» **Problem to work on**:
State only the number of lines that include "muzeumi".

** Start of Information given **

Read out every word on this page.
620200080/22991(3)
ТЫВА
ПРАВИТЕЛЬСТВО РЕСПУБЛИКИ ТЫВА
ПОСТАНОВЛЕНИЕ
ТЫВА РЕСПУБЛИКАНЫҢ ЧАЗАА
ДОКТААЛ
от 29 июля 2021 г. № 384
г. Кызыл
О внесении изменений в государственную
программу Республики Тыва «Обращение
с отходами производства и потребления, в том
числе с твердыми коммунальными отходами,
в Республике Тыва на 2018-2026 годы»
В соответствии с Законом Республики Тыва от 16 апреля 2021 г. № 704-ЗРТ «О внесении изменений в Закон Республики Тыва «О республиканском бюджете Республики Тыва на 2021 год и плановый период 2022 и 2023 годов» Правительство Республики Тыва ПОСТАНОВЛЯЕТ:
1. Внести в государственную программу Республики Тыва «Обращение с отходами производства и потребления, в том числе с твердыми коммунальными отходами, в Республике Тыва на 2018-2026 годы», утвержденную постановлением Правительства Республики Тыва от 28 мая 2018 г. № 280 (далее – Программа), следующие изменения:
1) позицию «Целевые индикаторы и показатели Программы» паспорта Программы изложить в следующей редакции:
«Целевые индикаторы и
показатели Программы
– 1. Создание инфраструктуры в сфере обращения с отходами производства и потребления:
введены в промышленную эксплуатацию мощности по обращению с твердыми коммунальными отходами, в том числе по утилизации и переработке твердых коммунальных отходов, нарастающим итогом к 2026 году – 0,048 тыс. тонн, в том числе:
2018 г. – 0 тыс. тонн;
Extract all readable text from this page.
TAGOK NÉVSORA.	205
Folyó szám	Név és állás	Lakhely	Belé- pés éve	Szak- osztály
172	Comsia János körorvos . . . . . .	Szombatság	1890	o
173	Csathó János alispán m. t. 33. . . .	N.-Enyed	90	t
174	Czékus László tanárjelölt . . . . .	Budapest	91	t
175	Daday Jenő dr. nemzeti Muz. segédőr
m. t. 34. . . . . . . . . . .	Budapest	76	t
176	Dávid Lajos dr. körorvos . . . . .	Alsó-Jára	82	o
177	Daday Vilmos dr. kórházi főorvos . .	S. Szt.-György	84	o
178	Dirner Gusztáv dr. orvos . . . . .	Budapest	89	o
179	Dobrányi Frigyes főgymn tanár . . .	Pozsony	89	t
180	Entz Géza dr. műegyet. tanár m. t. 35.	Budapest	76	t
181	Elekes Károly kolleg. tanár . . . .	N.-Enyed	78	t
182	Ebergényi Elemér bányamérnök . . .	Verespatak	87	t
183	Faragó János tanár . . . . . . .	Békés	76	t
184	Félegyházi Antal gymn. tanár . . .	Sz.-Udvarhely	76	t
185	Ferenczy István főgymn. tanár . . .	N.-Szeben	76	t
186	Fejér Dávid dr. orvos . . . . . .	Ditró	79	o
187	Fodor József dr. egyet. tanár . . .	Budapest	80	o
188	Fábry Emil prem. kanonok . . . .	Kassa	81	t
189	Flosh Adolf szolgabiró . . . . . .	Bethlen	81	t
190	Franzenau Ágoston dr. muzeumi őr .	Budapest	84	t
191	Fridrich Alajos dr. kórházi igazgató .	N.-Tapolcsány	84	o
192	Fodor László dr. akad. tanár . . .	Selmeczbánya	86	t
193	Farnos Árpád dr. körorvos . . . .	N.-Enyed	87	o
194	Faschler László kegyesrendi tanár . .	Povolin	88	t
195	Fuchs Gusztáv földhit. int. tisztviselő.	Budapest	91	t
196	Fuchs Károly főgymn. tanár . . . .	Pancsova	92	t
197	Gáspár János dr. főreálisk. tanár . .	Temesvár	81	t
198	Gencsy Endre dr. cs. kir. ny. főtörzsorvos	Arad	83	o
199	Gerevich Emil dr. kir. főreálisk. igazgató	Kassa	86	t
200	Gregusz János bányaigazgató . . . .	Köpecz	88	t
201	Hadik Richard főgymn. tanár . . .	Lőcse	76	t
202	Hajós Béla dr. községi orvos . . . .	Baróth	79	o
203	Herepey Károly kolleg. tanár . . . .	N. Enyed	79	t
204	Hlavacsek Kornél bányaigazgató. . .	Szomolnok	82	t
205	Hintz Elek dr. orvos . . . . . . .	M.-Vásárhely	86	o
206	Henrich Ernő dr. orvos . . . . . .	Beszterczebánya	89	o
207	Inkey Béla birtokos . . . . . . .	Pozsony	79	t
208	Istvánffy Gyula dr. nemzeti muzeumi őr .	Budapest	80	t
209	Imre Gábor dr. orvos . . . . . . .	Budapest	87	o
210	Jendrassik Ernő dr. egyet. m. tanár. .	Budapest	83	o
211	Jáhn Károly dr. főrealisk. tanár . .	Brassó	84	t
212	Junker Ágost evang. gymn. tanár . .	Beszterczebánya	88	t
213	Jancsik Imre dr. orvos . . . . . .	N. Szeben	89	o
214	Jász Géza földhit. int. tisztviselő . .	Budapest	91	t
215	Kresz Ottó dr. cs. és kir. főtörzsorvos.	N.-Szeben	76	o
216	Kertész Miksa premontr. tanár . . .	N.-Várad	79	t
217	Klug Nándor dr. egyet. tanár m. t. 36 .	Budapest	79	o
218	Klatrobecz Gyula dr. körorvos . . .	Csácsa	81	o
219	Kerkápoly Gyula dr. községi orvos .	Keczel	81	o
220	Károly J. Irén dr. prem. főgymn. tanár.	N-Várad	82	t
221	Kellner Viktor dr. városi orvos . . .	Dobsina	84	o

** End of Information given **

» **Exercise answer**:
2